■ WHAT NEEDS TO BE DONE:
Pull out all lines from the listing below in which the word "text" appears.

■ Part of a data file:

******************************

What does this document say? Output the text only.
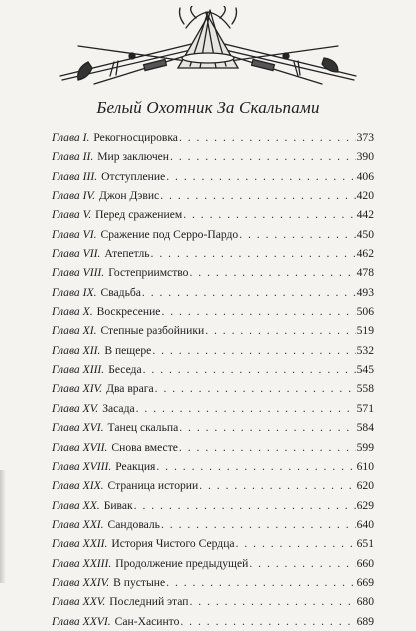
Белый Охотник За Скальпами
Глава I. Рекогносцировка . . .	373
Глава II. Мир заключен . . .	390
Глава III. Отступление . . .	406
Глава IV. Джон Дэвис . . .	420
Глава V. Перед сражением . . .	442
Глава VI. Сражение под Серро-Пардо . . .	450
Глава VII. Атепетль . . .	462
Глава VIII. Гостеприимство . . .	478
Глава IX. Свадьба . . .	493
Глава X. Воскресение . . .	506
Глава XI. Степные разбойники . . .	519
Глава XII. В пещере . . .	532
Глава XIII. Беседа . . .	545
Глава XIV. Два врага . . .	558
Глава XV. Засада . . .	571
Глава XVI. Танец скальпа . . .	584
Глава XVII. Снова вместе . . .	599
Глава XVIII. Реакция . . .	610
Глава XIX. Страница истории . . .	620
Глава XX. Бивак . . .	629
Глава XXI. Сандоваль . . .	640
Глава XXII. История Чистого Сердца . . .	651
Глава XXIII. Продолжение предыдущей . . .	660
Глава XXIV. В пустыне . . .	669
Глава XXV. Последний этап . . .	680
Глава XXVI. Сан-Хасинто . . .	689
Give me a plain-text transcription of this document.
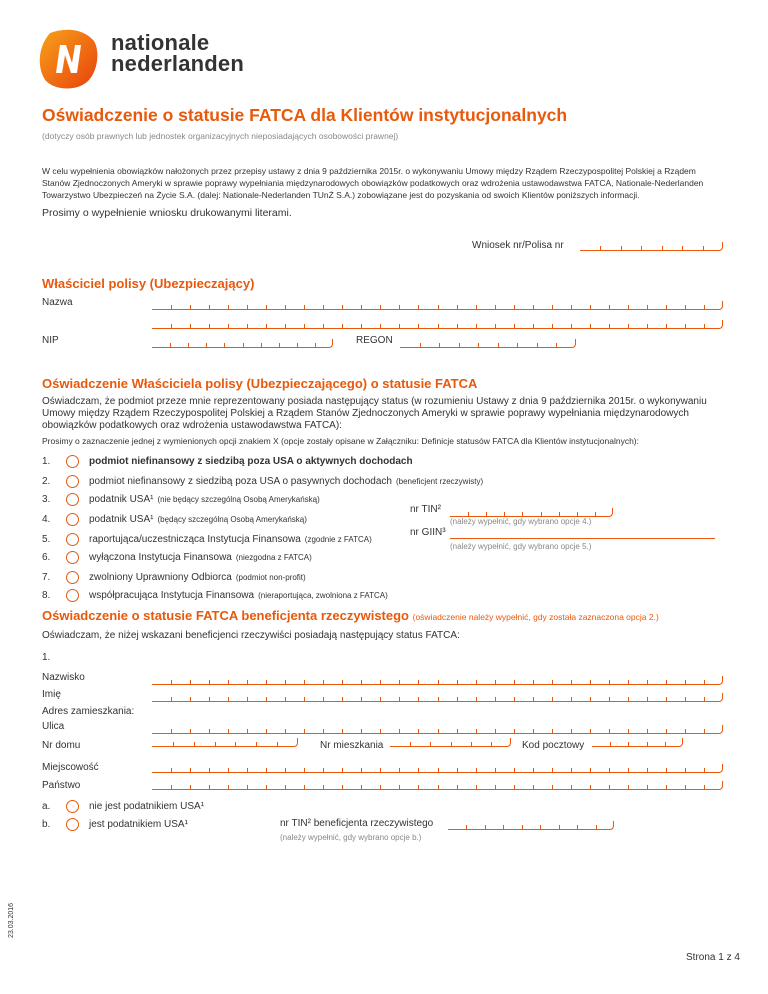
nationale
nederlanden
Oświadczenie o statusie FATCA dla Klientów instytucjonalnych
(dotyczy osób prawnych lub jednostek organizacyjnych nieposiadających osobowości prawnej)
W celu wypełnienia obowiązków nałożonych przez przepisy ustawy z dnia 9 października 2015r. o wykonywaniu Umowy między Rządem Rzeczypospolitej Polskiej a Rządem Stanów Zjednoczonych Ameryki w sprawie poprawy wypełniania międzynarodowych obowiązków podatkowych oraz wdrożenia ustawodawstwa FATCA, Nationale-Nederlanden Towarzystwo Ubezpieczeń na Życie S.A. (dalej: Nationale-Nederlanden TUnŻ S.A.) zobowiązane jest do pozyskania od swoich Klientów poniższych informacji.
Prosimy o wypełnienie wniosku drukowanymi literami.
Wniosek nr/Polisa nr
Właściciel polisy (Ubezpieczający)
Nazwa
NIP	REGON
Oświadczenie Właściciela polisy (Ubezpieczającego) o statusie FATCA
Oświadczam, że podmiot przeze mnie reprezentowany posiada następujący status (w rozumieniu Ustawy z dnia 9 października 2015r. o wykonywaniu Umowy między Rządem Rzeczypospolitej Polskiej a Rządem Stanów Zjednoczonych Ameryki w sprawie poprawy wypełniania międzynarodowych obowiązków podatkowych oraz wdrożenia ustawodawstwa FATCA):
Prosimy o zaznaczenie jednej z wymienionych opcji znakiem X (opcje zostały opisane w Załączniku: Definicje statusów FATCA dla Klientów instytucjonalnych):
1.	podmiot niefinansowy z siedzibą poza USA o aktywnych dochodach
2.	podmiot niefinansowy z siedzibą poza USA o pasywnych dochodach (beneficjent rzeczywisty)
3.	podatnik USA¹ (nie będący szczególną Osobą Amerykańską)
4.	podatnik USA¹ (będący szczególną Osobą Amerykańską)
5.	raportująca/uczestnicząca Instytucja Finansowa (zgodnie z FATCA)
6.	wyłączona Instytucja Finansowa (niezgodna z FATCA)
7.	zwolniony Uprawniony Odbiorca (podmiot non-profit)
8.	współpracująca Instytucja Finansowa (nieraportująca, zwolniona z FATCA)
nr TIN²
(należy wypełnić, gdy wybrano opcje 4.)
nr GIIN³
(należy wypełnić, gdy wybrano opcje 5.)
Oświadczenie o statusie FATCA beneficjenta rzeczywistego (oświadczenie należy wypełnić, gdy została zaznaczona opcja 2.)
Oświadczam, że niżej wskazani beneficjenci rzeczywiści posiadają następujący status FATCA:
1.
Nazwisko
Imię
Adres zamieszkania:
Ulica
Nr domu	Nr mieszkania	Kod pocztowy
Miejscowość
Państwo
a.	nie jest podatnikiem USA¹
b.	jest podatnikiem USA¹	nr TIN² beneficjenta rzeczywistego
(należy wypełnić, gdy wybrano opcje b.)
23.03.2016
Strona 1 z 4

******************************

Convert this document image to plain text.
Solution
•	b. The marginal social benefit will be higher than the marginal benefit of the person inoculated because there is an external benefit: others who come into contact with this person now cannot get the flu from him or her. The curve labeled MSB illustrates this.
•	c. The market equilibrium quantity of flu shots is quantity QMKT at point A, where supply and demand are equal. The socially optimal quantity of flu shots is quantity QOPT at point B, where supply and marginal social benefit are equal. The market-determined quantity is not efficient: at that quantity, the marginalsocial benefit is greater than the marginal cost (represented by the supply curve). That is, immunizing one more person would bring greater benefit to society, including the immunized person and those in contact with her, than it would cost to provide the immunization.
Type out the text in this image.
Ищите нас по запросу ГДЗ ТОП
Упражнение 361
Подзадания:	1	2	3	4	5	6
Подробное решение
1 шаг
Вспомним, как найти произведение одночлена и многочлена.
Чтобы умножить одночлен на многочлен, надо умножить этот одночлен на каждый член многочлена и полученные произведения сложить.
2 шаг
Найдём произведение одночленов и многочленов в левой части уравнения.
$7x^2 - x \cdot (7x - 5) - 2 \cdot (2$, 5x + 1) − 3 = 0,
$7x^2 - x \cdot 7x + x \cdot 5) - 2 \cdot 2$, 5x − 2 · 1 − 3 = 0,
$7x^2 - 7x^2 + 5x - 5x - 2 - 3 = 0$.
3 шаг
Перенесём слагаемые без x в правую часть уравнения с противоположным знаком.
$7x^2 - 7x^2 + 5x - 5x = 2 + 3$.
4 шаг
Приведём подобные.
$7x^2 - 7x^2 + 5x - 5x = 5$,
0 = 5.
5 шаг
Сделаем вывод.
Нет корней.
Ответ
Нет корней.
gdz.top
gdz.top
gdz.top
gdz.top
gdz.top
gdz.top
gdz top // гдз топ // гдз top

******************************

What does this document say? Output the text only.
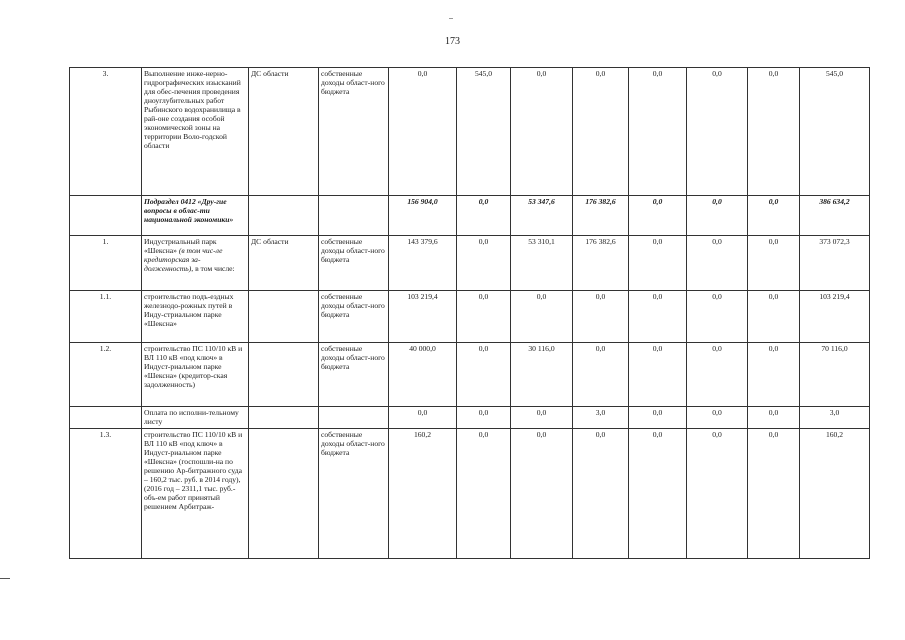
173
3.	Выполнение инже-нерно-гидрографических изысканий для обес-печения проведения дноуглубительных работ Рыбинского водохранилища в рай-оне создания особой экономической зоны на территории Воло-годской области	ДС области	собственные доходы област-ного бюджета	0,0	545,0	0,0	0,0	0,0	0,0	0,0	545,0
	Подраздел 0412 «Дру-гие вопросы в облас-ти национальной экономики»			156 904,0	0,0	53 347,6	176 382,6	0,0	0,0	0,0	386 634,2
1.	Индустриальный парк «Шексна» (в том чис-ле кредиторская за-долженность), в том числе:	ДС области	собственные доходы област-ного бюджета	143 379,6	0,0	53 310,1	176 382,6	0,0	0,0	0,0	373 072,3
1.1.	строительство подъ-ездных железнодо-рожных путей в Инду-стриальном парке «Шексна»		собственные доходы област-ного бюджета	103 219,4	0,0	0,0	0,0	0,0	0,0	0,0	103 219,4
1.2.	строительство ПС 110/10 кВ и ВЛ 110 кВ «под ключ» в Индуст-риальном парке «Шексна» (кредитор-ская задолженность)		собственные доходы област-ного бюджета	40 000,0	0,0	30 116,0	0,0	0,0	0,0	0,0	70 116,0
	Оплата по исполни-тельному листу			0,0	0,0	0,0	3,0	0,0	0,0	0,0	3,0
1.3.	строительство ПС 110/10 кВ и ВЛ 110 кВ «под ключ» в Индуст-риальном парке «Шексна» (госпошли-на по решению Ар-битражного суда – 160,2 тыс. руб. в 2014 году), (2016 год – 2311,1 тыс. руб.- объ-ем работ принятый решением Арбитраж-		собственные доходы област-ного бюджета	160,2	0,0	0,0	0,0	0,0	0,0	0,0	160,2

******************************

■ OUTPUT OF THE EXERCISE:
What does this document say? Output the text only.
Give me a plain-text transcription of this document.
Convert this document image to plain text.
Type out the text in this image.
What does this document say? Output the text only.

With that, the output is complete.